§ **Written request**:
Exactly as they appear, output all of the records. Skip any images.

§ **Data for this task**:
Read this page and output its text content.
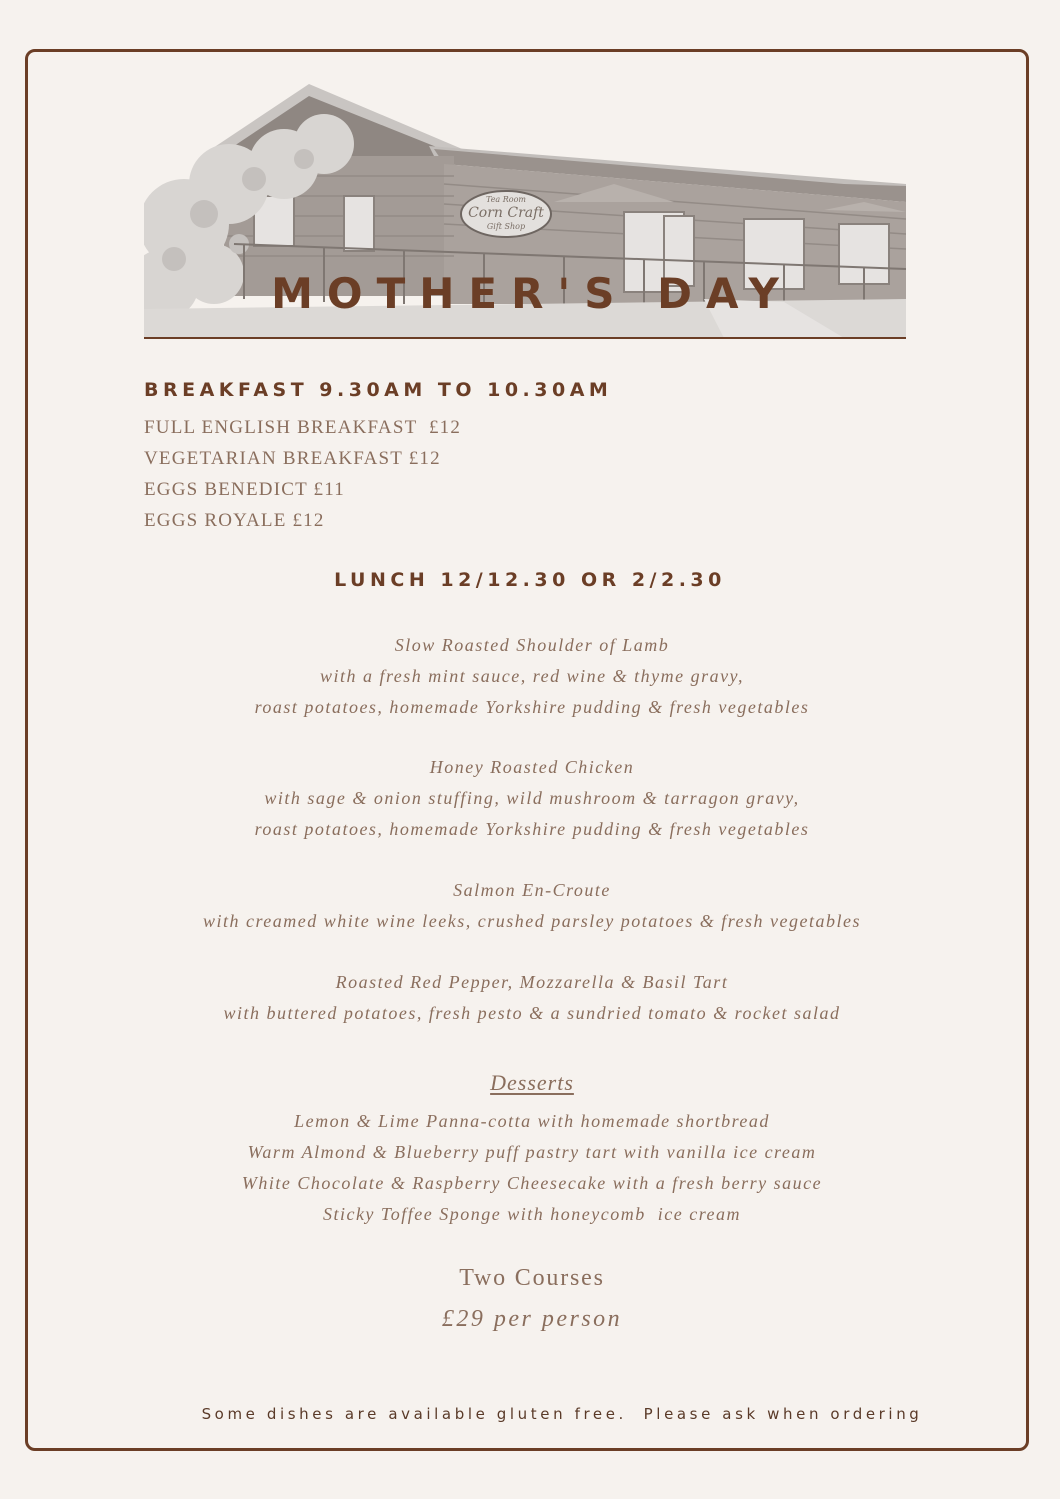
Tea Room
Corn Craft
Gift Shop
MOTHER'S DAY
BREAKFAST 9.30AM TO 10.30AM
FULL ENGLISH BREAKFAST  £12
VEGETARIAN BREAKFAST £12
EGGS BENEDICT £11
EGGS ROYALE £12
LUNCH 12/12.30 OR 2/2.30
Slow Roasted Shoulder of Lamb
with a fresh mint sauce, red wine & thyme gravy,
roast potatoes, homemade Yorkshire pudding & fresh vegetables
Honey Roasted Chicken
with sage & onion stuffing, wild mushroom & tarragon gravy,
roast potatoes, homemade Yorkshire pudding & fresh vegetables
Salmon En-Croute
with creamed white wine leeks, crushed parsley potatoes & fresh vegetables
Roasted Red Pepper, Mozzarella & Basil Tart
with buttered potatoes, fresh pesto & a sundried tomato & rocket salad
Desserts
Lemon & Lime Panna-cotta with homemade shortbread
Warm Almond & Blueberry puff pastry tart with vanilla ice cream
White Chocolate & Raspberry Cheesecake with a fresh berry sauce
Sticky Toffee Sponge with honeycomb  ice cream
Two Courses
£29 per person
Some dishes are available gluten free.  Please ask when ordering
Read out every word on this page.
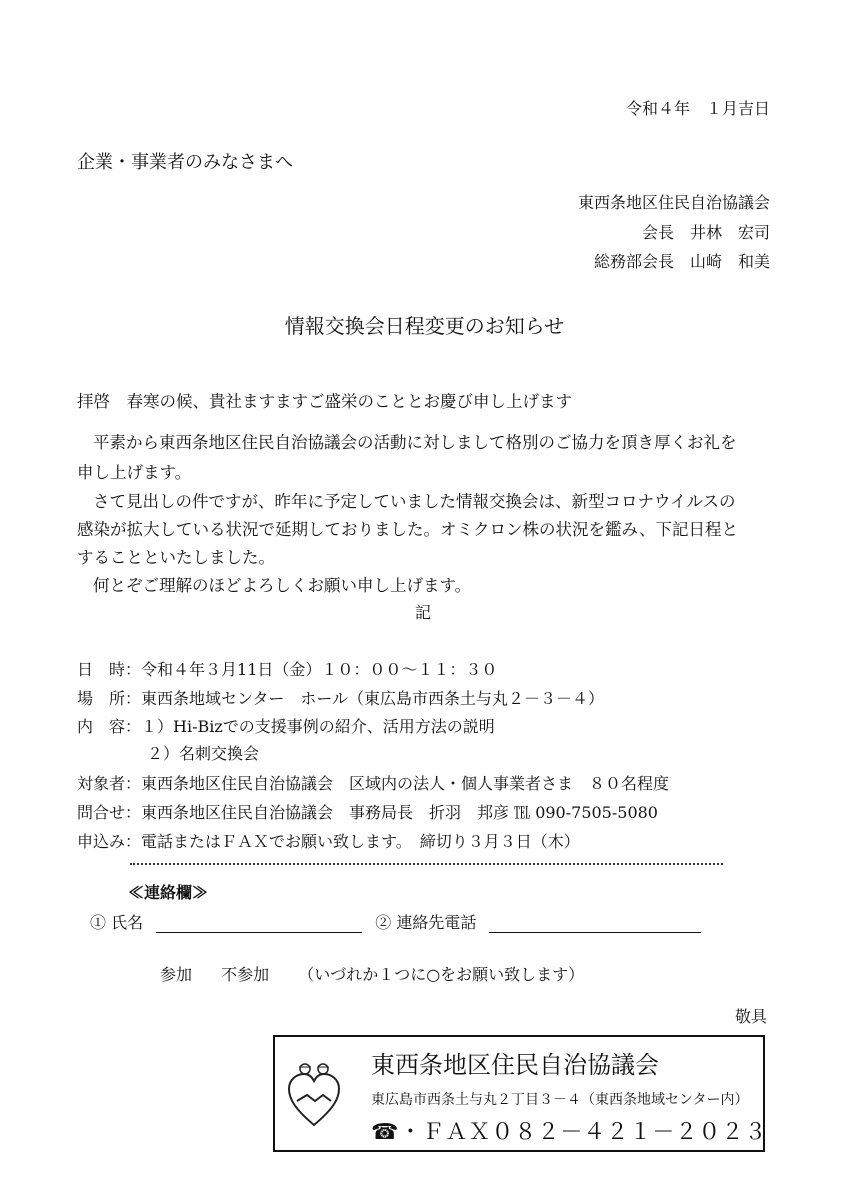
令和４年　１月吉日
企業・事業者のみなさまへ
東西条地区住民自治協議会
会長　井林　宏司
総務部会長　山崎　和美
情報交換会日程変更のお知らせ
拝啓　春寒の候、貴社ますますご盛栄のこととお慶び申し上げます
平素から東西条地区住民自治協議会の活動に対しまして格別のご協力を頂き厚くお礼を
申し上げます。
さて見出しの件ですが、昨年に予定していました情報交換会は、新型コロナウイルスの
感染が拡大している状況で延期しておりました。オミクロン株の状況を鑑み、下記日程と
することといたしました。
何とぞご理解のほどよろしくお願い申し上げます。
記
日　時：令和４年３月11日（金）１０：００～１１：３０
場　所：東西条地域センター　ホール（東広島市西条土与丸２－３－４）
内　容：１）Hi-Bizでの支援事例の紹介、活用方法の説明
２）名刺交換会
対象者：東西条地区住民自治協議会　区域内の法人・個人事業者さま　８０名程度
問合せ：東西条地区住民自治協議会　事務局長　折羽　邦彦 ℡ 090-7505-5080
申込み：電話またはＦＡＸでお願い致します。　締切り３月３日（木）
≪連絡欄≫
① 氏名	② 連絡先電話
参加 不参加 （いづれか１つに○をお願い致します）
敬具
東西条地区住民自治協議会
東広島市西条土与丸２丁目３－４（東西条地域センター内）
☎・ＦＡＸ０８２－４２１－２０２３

§ **Problem solution**:
Read this page and output its text content.
Tea Room
Corn Craft
Gift Shop
MOTHER'S DAY
BREAKFAST 9.30AM TO 10.30AM
FULL ENGLISH BREAKFAST  £12
VEGETARIAN BREAKFAST £12
EGGS BENEDICT £11
EGGS ROYALE £12
LUNCH 12/12.30 OR 2/2.30
Slow Roasted Shoulder of Lamb
with a fresh mint sauce, red wine & thyme gravy,
roast potatoes, homemade Yorkshire pudding & fresh vegetables
Honey Roasted Chicken
with sage & onion stuffing, wild mushroom & tarragon gravy,
roast potatoes, homemade Yorkshire pudding & fresh vegetables
Salmon En-Croute
with creamed white wine leeks, crushed parsley potatoes & fresh vegetables
Roasted Red Pepper, Mozzarella & Basil Tart
with buttered potatoes, fresh pesto & a sundried tomato & rocket salad
Desserts
Lemon & Lime Panna-cotta with homemade shortbread
Warm Almond & Blueberry puff pastry tart with vanilla ice cream
White Chocolate & Raspberry Cheesecake with a fresh berry sauce
Sticky Toffee Sponge with honeycomb  ice cream
Two Courses
£29 per person
Some dishes are available gluten free.  Please ask when ordering
Read out every word on this page.
令和４年　１月吉日
企業・事業者のみなさまへ
東西条地区住民自治協議会
会長　井林　宏司
総務部会長　山崎　和美
情報交換会日程変更のお知らせ
拝啓　春寒の候、貴社ますますご盛栄のこととお慶び申し上げます
平素から東西条地区住民自治協議会の活動に対しまして格別のご協力を頂き厚くお礼を
申し上げます。
さて見出しの件ですが、昨年に予定していました情報交換会は、新型コロナウイルスの
感染が拡大している状況で延期しておりました。オミクロン株の状況を鑑み、下記日程と
することといたしました。
何とぞご理解のほどよろしくお願い申し上げます。
記
日　時：令和４年３月11日（金）１０：００～１１：３０
場　所：東西条地域センター　ホール（東広島市西条土与丸２－３－４）
内　容：１）Hi-Bizでの支援事例の紹介、活用方法の説明
２）名刺交換会
対象者：東西条地区住民自治協議会　区域内の法人・個人事業者さま　８０名程度
問合せ：東西条地区住民自治協議会　事務局長　折羽　邦彦 ℡ 090-7505-5080
申込み：電話またはＦＡＸでお願い致します。　締切り３月３日（木）
≪連絡欄≫
① 氏名	② 連絡先電話
参加 不参加 （いづれか１つに○をお願い致します）
敬具
東西条地区住民自治協議会
東広島市西条土与丸２丁目３－４（東西条地域センター内）
☎・ＦＡＸ０８２－４２１－２０２３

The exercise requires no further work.